■ RECORDS FOR THIS EXERCISE:
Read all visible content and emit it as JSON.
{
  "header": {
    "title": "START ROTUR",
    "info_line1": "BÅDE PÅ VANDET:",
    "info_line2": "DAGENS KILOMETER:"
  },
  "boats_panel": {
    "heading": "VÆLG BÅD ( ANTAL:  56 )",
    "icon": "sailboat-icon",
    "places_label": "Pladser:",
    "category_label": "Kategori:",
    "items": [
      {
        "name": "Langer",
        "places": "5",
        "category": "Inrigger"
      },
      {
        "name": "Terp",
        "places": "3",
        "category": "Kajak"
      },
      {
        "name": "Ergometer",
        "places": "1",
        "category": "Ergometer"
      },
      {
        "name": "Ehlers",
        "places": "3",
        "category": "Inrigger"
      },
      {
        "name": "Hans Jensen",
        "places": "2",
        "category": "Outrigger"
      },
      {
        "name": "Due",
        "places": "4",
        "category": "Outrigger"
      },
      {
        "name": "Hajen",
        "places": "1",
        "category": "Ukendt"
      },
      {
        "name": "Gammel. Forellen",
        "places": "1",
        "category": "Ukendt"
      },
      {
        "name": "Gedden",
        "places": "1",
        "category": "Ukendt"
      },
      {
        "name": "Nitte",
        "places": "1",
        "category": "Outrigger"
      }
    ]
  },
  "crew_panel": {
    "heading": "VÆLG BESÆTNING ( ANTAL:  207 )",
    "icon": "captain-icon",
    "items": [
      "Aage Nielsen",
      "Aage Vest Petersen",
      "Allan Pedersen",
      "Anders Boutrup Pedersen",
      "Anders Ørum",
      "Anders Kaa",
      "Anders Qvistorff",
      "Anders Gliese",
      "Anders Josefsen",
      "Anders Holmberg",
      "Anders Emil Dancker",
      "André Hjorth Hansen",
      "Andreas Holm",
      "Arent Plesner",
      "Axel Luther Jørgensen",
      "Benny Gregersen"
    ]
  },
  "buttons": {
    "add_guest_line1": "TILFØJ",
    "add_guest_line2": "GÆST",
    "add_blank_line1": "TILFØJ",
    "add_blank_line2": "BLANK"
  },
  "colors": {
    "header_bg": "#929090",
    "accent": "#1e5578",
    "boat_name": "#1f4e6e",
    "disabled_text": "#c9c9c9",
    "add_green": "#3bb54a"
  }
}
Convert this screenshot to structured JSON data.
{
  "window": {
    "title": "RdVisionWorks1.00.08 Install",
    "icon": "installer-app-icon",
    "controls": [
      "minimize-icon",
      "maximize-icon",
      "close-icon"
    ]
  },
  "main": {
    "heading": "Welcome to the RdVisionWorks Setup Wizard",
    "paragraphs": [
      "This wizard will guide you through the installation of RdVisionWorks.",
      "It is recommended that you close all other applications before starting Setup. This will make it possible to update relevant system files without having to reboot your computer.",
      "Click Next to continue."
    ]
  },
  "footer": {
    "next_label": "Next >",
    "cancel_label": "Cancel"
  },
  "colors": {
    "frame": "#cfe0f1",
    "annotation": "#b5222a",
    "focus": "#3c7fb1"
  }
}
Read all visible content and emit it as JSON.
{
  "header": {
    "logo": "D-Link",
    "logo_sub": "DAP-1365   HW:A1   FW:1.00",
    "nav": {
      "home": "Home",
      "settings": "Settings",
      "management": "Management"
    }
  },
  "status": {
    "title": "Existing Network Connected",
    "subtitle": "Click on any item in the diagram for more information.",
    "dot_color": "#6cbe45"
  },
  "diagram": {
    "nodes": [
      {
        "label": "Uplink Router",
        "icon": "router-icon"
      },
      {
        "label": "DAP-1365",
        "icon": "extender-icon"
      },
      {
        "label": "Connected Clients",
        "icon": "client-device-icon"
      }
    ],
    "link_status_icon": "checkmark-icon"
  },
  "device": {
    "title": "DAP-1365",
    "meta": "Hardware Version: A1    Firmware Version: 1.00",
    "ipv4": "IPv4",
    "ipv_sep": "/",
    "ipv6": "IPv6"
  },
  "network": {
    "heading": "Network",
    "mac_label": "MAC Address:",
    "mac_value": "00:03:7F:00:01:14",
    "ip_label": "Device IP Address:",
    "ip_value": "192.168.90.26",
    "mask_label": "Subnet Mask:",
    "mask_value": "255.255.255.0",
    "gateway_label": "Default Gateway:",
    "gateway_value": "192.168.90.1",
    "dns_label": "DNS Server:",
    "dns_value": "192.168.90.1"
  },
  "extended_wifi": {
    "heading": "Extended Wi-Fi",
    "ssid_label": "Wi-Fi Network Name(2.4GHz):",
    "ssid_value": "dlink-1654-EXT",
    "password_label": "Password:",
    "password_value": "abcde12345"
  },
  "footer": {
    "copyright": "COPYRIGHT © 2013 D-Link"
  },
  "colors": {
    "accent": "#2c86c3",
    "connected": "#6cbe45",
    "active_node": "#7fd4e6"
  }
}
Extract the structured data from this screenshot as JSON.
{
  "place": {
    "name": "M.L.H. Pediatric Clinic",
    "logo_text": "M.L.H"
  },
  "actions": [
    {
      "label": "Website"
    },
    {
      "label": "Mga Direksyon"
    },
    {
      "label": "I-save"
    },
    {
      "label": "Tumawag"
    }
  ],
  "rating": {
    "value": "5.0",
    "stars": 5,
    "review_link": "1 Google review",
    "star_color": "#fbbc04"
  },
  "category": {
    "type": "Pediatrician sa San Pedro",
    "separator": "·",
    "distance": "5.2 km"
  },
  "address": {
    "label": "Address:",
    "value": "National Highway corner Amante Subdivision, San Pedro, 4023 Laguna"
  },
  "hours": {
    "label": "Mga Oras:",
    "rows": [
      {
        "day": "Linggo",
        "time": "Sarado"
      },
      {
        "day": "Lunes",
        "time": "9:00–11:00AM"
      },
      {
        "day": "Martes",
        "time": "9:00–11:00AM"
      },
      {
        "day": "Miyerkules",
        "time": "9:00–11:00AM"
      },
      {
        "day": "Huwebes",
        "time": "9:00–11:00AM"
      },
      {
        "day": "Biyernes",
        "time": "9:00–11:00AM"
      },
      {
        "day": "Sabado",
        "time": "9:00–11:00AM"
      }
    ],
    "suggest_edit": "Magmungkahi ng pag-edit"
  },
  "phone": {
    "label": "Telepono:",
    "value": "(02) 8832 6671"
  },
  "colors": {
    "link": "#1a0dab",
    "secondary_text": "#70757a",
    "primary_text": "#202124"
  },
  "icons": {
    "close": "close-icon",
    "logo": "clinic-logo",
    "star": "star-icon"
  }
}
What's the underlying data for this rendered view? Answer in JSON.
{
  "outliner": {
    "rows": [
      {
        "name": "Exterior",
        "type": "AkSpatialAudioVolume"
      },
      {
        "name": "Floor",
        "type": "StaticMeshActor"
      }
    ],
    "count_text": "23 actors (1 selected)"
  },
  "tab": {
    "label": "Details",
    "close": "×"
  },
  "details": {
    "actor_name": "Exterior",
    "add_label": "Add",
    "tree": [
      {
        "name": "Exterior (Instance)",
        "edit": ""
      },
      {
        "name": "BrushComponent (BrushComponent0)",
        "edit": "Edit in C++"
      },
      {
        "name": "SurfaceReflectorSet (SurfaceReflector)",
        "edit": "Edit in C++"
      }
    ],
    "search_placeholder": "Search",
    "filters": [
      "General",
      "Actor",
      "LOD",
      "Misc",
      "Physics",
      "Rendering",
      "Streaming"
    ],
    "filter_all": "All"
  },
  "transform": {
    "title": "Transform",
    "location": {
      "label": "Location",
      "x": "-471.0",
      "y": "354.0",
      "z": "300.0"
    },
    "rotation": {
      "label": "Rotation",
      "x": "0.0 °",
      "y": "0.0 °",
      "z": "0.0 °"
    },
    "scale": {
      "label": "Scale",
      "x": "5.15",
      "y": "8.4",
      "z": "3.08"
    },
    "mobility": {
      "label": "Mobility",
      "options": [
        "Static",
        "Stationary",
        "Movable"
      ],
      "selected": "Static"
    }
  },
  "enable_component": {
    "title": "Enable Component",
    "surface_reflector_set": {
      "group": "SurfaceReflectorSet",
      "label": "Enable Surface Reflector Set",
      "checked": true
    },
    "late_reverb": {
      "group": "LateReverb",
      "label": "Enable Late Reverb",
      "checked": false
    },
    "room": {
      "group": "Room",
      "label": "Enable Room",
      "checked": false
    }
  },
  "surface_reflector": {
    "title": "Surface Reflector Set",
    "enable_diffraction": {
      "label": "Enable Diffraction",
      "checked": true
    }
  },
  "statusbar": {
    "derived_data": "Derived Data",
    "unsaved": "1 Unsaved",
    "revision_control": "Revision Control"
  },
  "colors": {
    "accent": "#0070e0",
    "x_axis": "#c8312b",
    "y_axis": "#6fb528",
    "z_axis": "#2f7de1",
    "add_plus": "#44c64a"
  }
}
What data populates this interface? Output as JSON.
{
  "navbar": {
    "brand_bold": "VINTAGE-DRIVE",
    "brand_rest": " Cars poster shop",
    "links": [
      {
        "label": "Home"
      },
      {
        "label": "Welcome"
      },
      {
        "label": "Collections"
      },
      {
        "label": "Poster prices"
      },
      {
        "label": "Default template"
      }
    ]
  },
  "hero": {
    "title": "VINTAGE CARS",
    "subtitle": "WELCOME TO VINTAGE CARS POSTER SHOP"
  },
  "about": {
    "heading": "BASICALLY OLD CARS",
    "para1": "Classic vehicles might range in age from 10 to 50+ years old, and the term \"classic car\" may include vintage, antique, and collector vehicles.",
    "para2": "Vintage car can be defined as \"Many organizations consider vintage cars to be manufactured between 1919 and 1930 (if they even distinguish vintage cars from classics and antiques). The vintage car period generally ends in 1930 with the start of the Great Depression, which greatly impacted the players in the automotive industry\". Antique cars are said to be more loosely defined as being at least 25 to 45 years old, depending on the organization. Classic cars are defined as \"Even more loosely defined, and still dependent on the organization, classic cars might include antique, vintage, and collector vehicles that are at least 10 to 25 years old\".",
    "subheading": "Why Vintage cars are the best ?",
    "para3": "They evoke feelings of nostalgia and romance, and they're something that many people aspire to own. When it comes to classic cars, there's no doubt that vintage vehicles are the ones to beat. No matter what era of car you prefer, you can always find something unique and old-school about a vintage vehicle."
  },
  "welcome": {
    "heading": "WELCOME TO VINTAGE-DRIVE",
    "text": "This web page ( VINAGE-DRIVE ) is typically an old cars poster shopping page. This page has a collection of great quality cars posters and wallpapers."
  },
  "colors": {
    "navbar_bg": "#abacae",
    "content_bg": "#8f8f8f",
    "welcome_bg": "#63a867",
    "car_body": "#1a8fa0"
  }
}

■ TASK REQUIREMENTS: Check each line of the records for "edit" and copy the ones that contain it.

■ OUTPUT:
    "suggest_edit": "Magmungkahi ng pag-edit"
        "edit": ""
        "edit": "Edit in C++"
        "edit": "Edit in C++"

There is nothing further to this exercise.